Input records:
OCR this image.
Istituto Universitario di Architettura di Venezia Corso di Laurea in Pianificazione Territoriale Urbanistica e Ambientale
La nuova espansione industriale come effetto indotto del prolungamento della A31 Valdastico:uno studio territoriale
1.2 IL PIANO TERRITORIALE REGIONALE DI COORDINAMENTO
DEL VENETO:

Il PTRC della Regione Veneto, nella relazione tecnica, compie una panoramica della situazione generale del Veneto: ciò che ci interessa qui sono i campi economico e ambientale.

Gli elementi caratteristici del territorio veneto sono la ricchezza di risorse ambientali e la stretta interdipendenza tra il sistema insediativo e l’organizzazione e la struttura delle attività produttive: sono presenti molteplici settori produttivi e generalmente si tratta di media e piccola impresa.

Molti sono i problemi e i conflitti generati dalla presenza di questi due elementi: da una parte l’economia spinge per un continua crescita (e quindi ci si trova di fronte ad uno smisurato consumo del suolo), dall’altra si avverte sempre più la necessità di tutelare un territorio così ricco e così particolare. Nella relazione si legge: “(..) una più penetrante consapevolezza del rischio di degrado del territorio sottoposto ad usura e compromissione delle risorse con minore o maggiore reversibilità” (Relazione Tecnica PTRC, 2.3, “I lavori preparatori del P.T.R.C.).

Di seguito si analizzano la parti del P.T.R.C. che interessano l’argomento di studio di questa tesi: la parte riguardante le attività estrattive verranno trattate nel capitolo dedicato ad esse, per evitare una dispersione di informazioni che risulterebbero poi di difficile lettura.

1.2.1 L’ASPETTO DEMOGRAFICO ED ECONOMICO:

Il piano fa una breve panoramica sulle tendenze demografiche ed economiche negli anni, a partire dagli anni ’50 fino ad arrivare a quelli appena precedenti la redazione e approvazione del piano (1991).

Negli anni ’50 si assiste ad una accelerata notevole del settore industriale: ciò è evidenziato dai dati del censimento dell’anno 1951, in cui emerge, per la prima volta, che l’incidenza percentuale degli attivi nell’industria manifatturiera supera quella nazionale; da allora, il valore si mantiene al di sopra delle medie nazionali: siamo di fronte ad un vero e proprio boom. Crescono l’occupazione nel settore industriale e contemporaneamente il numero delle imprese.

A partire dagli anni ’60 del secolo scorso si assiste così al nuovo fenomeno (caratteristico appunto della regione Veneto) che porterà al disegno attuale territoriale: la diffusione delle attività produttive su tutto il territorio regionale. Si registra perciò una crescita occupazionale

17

Work to be completed:
Every record above should be output exactly.

Completed exercise:
OCR this image.
Istituto Universitario di Architettura di Venezia Corso di Laurea in Pianificazione Territoriale Urbanistica e Ambientale
La nuova espansione industriale come effetto indotto del prolungamento della A31 Valdastico:uno studio territoriale
1.2 IL PIANO TERRITORIALE REGIONALE DI COORDINAMENTO
DEL VENETO:

Il PTRC della Regione Veneto, nella relazione tecnica, compie una panoramica della situazione generale del Veneto: ciò che ci interessa qui sono i campi economico e ambientale.

Gli elementi caratteristici del territorio veneto sono la ricchezza di risorse ambientali e la stretta interdipendenza tra il sistema insediativo e l’organizzazione e la struttura delle attività produttive: sono presenti molteplici settori produttivi e generalmente si tratta di media e piccola impresa.

Molti sono i problemi e i conflitti generati dalla presenza di questi due elementi: da una parte l’economia spinge per un continua crescita (e quindi ci si trova di fronte ad uno smisurato consumo del suolo), dall’altra si avverte sempre più la necessità di tutelare un territorio così ricco e così particolare. Nella relazione si legge: “(..) una più penetrante consapevolezza del rischio di degrado del territorio sottoposto ad usura e compromissione delle risorse con minore o maggiore reversibilità” (Relazione Tecnica PTRC, 2.3, “I lavori preparatori del P.T.R.C.).

Di seguito si analizzano la parti del P.T.R.C. che interessano l’argomento di studio di questa tesi: la parte riguardante le attività estrattive verranno trattate nel capitolo dedicato ad esse, per evitare una dispersione di informazioni che risulterebbero poi di difficile lettura.

1.2.1 L’ASPETTO DEMOGRAFICO ED ECONOMICO:

Il piano fa una breve panoramica sulle tendenze demografiche ed economiche negli anni, a partire dagli anni ’50 fino ad arrivare a quelli appena precedenti la redazione e approvazione del piano (1991).

Negli anni ’50 si assiste ad una accelerata notevole del settore industriale: ciò è evidenziato dai dati del censimento dell’anno 1951, in cui emerge, per la prima volta, che l’incidenza percentuale degli attivi nell’industria manifatturiera supera quella nazionale; da allora, il valore si mantiene al di sopra delle medie nazionali: siamo di fronte ad un vero e proprio boom. Crescono l’occupazione nel settore industriale e contemporaneamente il numero delle imprese.

A partire dagli anni ’60 del secolo scorso si assiste così al nuovo fenomeno (caratteristico appunto della regione Veneto) che porterà al disegno attuale territoriale: la diffusione delle attività produttive su tutto il territorio regionale. Si registra perciò una crescita occupazionale

17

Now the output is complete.